Start of Text passage

The following example illustrates an ambiguity in expressions. If Y is a compile-time function that returns a gotype, the expression is a Conversion of the expression w to the type Y(Z). Otherwise, it is a call to the function Y(Z) with Arguments w.

var x = Y(Z)(w)

Fortunately, the go/ast representation for both of these forms is equivalent: a nested CallExpr.

ℹ As above, this case is only ambiguous if Z is a constant or the name of a type.

ℹ This ambiguity already appears in the existing grammar for the simpler case of var x = Y(w): whether the subexpression Y(w) is parsed as a Conversion of w to Y or a PrimaryExpr applying a function Y to w already depends upon whether Y names a type or a function or variable.

The ambiguities described here are low-risk: the result of misparsing is an invalid program, not a valid program with unintended behavior.

Rationale

This proposal provides support for parametricity and metaprogramming using a language that is already familiar to Go programmers: a subset of Go itself.

The proposed changes to the compiler are extensive (in order to support compile-time evaluation), but the changes to the language itself and to the runtime are relatively minimal: extensions of existing declaration syntax to additional scopes, a token for indicating compile-time functions, a token for hoisting types into values, and the new built-in type gotype. The programmer needs to think about which parts of the program execute at compile-time or at run-time, but does not need to learn a whole new language (as opposed to, say, the extensive surface area of the reflect or go/ast packages or the entirely different language of text/template).

End of Text passage
Start of Input data

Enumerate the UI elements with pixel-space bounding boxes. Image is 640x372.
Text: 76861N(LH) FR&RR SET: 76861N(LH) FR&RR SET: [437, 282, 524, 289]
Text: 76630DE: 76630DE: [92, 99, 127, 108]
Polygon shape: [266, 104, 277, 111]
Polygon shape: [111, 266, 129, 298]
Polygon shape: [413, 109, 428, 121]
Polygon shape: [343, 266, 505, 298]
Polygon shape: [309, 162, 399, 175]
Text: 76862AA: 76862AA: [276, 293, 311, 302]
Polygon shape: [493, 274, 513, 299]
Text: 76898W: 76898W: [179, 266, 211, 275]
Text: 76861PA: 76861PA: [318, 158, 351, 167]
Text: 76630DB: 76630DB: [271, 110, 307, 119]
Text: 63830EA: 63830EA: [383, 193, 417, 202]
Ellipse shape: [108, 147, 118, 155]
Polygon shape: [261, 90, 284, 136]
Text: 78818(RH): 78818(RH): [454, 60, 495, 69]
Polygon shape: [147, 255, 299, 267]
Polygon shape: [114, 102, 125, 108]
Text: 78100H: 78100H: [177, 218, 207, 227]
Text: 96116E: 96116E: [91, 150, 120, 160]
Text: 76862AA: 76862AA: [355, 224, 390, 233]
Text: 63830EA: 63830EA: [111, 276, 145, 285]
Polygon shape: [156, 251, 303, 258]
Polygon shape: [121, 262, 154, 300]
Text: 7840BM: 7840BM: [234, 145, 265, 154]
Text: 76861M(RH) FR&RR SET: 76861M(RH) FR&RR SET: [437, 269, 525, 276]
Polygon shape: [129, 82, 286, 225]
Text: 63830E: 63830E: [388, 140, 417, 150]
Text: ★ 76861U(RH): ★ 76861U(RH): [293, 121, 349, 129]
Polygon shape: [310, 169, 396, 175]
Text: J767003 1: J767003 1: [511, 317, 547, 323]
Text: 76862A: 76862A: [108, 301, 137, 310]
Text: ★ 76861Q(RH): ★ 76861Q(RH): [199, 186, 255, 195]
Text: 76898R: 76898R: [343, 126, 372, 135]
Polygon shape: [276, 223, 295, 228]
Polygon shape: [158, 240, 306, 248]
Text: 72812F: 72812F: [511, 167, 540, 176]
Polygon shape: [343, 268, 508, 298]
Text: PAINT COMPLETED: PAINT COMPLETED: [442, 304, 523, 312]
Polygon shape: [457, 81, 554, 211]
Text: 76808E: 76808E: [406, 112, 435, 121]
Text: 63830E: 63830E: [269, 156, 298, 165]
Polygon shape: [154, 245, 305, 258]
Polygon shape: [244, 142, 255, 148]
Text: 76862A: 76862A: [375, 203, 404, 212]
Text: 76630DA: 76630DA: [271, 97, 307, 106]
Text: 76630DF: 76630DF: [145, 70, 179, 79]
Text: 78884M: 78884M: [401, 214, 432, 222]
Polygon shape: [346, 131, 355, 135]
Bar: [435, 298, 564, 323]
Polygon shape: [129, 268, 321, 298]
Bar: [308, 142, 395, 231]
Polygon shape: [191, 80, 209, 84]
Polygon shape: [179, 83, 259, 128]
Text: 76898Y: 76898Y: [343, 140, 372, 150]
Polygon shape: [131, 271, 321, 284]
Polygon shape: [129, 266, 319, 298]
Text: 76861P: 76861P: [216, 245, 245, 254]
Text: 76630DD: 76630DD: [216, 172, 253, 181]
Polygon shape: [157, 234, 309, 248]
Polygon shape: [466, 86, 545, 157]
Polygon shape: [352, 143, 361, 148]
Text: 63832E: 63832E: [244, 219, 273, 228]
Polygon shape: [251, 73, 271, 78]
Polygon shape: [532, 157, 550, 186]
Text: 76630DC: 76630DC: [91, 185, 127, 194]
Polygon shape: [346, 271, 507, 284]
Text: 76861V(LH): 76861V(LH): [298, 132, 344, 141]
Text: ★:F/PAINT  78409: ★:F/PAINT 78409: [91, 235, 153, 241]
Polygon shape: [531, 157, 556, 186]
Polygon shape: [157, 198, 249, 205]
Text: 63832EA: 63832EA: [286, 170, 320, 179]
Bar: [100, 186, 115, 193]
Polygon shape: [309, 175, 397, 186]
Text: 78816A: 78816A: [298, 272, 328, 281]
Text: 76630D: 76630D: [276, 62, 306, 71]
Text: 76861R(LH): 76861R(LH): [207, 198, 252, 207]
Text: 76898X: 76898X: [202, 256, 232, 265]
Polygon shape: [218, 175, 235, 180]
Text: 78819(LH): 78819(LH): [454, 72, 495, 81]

End of Input data

- _Activity list_
1. Copy the portion of the Go proposal text that starts at "ℹ This ambiguity" and ends at "function or variable.".
2. According to the Go proposal text, what is the result of misparsing one of the ambiguous expressions?

- _Outputs in order_
1.
ℹ This ambiguity already appears in the existing grammar for the simpler case of var x = Y(w): whether the subexpression Y(w) is parsed as a Conversion of w to Y or a PrimaryExpr applying a function Y to w already depends upon whether Y names a type or a function or variable.

2. An invalid program, not a valid program with unintended behavior.